[Records]
>> START
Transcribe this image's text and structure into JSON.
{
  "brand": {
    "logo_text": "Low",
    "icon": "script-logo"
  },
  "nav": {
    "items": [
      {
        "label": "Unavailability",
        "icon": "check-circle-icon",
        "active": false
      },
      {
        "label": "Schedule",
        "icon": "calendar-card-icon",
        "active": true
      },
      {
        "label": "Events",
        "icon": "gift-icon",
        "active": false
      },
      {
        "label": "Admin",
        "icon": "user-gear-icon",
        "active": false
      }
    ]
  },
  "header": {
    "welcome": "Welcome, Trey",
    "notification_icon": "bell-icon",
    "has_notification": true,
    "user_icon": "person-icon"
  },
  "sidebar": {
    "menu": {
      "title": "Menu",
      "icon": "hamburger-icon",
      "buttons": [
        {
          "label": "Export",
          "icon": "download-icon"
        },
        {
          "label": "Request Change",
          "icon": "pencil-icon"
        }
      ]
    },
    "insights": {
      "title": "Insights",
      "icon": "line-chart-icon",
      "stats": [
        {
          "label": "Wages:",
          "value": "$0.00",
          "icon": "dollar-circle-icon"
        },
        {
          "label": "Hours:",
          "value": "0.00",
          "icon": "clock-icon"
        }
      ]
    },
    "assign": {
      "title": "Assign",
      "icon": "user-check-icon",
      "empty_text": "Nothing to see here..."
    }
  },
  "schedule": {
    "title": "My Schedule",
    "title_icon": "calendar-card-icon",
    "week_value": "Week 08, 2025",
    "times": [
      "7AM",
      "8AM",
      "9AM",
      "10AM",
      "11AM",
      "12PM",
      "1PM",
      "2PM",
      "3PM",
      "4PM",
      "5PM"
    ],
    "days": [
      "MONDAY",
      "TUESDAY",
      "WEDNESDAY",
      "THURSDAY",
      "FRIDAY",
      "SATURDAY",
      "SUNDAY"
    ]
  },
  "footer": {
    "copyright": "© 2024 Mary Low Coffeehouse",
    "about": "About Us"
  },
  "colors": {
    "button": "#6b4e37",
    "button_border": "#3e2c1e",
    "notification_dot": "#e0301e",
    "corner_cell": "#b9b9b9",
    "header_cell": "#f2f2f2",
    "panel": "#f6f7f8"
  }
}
>> END
TASK TO COMPLETE: Show each line of the data that contains the string "check".

RESULT FOR THIS TASK:
        "icon": "check-circle-icon",
      "icon": "user-check-icon",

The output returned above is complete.